BEGIN DATA

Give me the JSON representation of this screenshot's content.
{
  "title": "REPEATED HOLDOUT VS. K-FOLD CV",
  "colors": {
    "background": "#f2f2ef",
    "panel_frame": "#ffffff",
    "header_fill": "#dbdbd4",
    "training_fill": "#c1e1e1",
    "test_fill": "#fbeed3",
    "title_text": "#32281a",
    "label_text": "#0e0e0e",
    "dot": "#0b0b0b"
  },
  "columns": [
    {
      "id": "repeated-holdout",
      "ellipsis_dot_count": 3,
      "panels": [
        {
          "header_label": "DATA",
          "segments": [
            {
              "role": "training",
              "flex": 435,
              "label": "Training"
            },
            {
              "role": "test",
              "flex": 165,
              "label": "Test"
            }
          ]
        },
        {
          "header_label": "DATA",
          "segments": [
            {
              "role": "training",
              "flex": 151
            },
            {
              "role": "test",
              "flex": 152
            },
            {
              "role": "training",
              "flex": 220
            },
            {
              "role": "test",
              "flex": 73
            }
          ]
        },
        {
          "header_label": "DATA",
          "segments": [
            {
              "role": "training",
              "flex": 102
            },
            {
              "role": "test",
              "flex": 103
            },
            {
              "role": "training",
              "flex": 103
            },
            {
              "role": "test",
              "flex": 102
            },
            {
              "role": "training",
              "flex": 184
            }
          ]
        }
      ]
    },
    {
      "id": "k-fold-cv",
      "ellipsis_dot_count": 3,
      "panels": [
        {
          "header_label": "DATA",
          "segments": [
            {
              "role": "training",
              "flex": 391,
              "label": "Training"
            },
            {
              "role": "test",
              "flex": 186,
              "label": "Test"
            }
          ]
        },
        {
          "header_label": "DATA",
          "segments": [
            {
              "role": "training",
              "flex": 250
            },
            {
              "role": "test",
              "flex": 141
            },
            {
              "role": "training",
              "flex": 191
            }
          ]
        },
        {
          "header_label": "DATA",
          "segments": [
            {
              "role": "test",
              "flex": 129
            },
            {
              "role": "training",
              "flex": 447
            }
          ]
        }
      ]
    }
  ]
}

END DATA

SET EXERCISE – Repeat the entries above exactly, leaving nothing out.

ANSWER TO THE EXERCISE –
Give me the JSON representation of this screenshot's content.
{
  "title": "REPEATED HOLDOUT VS. K-FOLD CV",
  "colors": {
    "background": "#f2f2ef",
    "panel_frame": "#ffffff",
    "header_fill": "#dbdbd4",
    "training_fill": "#c1e1e1",
    "test_fill": "#fbeed3",
    "title_text": "#32281a",
    "label_text": "#0e0e0e",
    "dot": "#0b0b0b"
  },
  "columns": [
    {
      "id": "repeated-holdout",
      "ellipsis_dot_count": 3,
      "panels": [
        {
          "header_label": "DATA",
          "segments": [
            {
              "role": "training",
              "flex": 435,
              "label": "Training"
            },
            {
              "role": "test",
              "flex": 165,
              "label": "Test"
            }
          ]
        },
        {
          "header_label": "DATA",
          "segments": [
            {
              "role": "training",
              "flex": 151
            },
            {
              "role": "test",
              "flex": 152
            },
            {
              "role": "training",
              "flex": 220
            },
            {
              "role": "test",
              "flex": 73
            }
          ]
        },
        {
          "header_label": "DATA",
          "segments": [
            {
              "role": "training",
              "flex": 102
            },
            {
              "role": "test",
              "flex": 103
            },
            {
              "role": "training",
              "flex": 103
            },
            {
              "role": "test",
              "flex": 102
            },
            {
              "role": "training",
              "flex": 184
            }
          ]
        }
      ]
    },
    {
      "id": "k-fold-cv",
      "ellipsis_dot_count": 3,
      "panels": [
        {
          "header_label": "DATA",
          "segments": [
            {
              "role": "training",
              "flex": 391,
              "label": "Training"
            },
            {
              "role": "test",
              "flex": 186,
              "label": "Test"
            }
          ]
        },
        {
          "header_label": "DATA",
          "segments": [
            {
              "role": "training",
              "flex": 250
            },
            {
              "role": "test",
              "flex": 141
            },
            {
              "role": "training",
              "flex": 191
            }
          ]
        },
        {
          "header_label": "DATA",
          "segments": [
            {
              "role": "test",
              "flex": 129
            },
            {
              "role": "training",
              "flex": 447
            }
          ]
        }
      ]
    }
  ]
}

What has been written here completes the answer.